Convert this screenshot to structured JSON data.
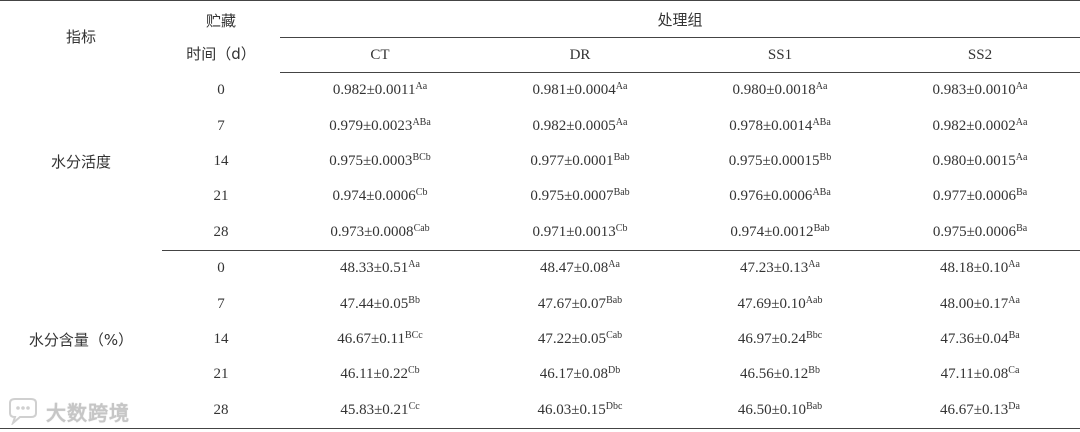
{
  "header": {
    "indicator": "指标",
    "storage_line1": "贮藏",
    "storage_line2": "时间（d）",
    "group": "处理组",
    "columns": [
      "CT",
      "DR",
      "SS1",
      "SS2"
    ]
  },
  "sections": [
    {
      "label": "水分活度",
      "rows": [
        {
          "day": "0",
          "cells": [
            [
              "0.982±0.0011",
              "Aa"
            ],
            [
              "0.981±0.0004",
              "Aa"
            ],
            [
              "0.980±0.0018",
              "Aa"
            ],
            [
              "0.983±0.0010",
              "Aa"
            ]
          ]
        },
        {
          "day": "7",
          "cells": [
            [
              "0.979±0.0023",
              "ABa"
            ],
            [
              "0.982±0.0005",
              "Aa"
            ],
            [
              "0.978±0.0014",
              "ABa"
            ],
            [
              "0.982±0.0002",
              "Aa"
            ]
          ]
        },
        {
          "day": "14",
          "cells": [
            [
              "0.975±0.0003",
              "BCb"
            ],
            [
              "0.977±0.0001",
              "Bab"
            ],
            [
              "0.975±0.00015",
              "Bb"
            ],
            [
              "0.980±0.0015",
              "Aa"
            ]
          ]
        },
        {
          "day": "21",
          "cells": [
            [
              "0.974±0.0006",
              "Cb"
            ],
            [
              "0.975±0.0007",
              "Bab"
            ],
            [
              "0.976±0.0006",
              "ABa"
            ],
            [
              "0.977±0.0006",
              "Ba"
            ]
          ]
        },
        {
          "day": "28",
          "cells": [
            [
              "0.973±0.0008",
              "Cab"
            ],
            [
              "0.971±0.0013",
              "Cb"
            ],
            [
              "0.974±0.0012",
              "Bab"
            ],
            [
              "0.975±0.0006",
              "Ba"
            ]
          ]
        }
      ]
    },
    {
      "label": "水分含量（%）",
      "rows": [
        {
          "day": "0",
          "cells": [
            [
              "48.33±0.51",
              "Aa"
            ],
            [
              "48.47±0.08",
              "Aa"
            ],
            [
              "47.23±0.13",
              "Aa"
            ],
            [
              "48.18±0.10",
              "Aa"
            ]
          ]
        },
        {
          "day": "7",
          "cells": [
            [
              "47.44±0.05",
              "Bb"
            ],
            [
              "47.67±0.07",
              "Bab"
            ],
            [
              "47.69±0.10",
              "Aab"
            ],
            [
              "48.00±0.17",
              "Aa"
            ]
          ]
        },
        {
          "day": "14",
          "cells": [
            [
              "46.67±0.11",
              "BCc"
            ],
            [
              "47.22±0.05",
              "Cab"
            ],
            [
              "46.97±0.24",
              "Bbc"
            ],
            [
              "47.36±0.04",
              "Ba"
            ]
          ]
        },
        {
          "day": "21",
          "cells": [
            [
              "46.11±0.22",
              "Cb"
            ],
            [
              "46.17±0.08",
              "Db"
            ],
            [
              "46.56±0.12",
              "Bb"
            ],
            [
              "47.11±0.08",
              "Ca"
            ]
          ]
        },
        {
          "day": "28",
          "cells": [
            [
              "45.83±0.21",
              "Cc"
            ],
            [
              "46.03±0.15",
              "Dbc"
            ],
            [
              "46.50±0.10",
              "Bab"
            ],
            [
              "46.67±0.13",
              "Da"
            ]
          ]
        }
      ]
    }
  ],
  "watermark": {
    "text": "大数跨境",
    "icon": "chat-bubble-icon"
  }
}
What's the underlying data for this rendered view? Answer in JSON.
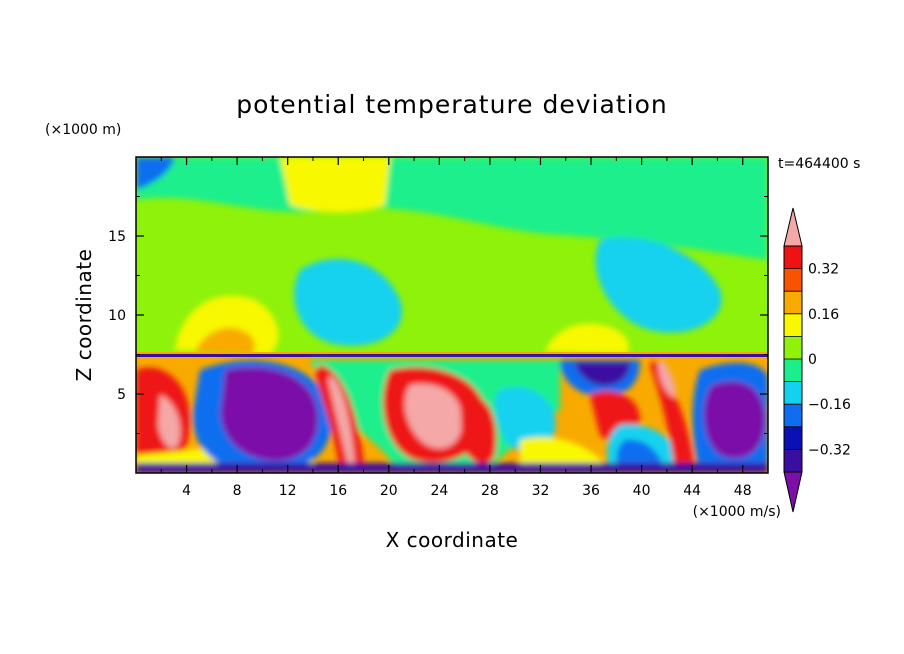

━━━━━━━━━━━━━━━━━━━━━━━━━━━━━━

> _Aim_
Repeat the data exactly in full, omitting its pictures.

> _The solution_
Convert this screenshot to structured JSON data.
{
  "header": {
    "indicator": "指标",
    "storage_line1": "贮藏",
    "storage_line2": "时间（d）",
    "group": "处理组",
    "columns": [
      "CT",
      "DR",
      "SS1",
      "SS2"
    ]
  },
  "sections": [
    {
      "label": "水分活度",
      "rows": [
        {
          "day": "0",
          "cells": [
            [
              "0.982±0.0011",
              "Aa"
            ],
            [
              "0.981±0.0004",
              "Aa"
            ],
            [
              "0.980±0.0018",
              "Aa"
            ],
            [
              "0.983±0.0010",
              "Aa"
            ]
          ]
        },
        {
          "day": "7",
          "cells": [
            [
              "0.979±0.0023",
              "ABa"
            ],
            [
              "0.982±0.0005",
              "Aa"
            ],
            [
              "0.978±0.0014",
              "ABa"
            ],
            [
              "0.982±0.0002",
              "Aa"
            ]
          ]
        },
        {
          "day": "14",
          "cells": [
            [
              "0.975±0.0003",
              "BCb"
            ],
            [
              "0.977±0.0001",
              "Bab"
            ],
            [
              "0.975±0.00015",
              "Bb"
            ],
            [
              "0.980±0.0015",
              "Aa"
            ]
          ]
        },
        {
          "day": "21",
          "cells": [
            [
              "0.974±0.0006",
              "Cb"
            ],
            [
              "0.975±0.0007",
              "Bab"
            ],
            [
              "0.976±0.0006",
              "ABa"
            ],
            [
              "0.977±0.0006",
              "Ba"
            ]
          ]
        },
        {
          "day": "28",
          "cells": [
            [
              "0.973±0.0008",
              "Cab"
            ],
            [
              "0.971±0.0013",
              "Cb"
            ],
            [
              "0.974±0.0012",
              "Bab"
            ],
            [
              "0.975±0.0006",
              "Ba"
            ]
          ]
        }
      ]
    },
    {
      "label": "水分含量（%）",
      "rows": [
        {
          "day": "0",
          "cells": [
            [
              "48.33±0.51",
              "Aa"
            ],
            [
              "48.47±0.08",
              "Aa"
            ],
            [
              "47.23±0.13",
              "Aa"
            ],
            [
              "48.18±0.10",
              "Aa"
            ]
          ]
        },
        {
          "day": "7",
          "cells": [
            [
              "47.44±0.05",
              "Bb"
            ],
            [
              "47.67±0.07",
              "Bab"
            ],
            [
              "47.69±0.10",
              "Aab"
            ],
            [
              "48.00±0.17",
              "Aa"
            ]
          ]
        },
        {
          "day": "14",
          "cells": [
            [
              "46.67±0.11",
              "BCc"
            ],
            [
              "47.22±0.05",
              "Cab"
            ],
            [
              "46.97±0.24",
              "Bbc"
            ],
            [
              "47.36±0.04",
              "Ba"
            ]
          ]
        },
        {
          "day": "21",
          "cells": [
            [
              "46.11±0.22",
              "Cb"
            ],
            [
              "46.17±0.08",
              "Db"
            ],
            [
              "46.56±0.12",
              "Bb"
            ],
            [
              "47.11±0.08",
              "Ca"
            ]
          ]
        },
        {
          "day": "28",
          "cells": [
            [
              "45.83±0.21",
              "Cc"
            ],
            [
              "46.03±0.15",
              "Dbc"
            ],
            [
              "46.50±0.10",
              "Bab"
            ],
            [
              "46.67±0.13",
              "Da"
            ]
          ]
        }
      ]
    }
  ],
  "watermark": {
    "text": "大数跨境",
    "icon": "chat-bubble-icon"
  }
}
What's the underlying data for this rendered view? Answer in JSON.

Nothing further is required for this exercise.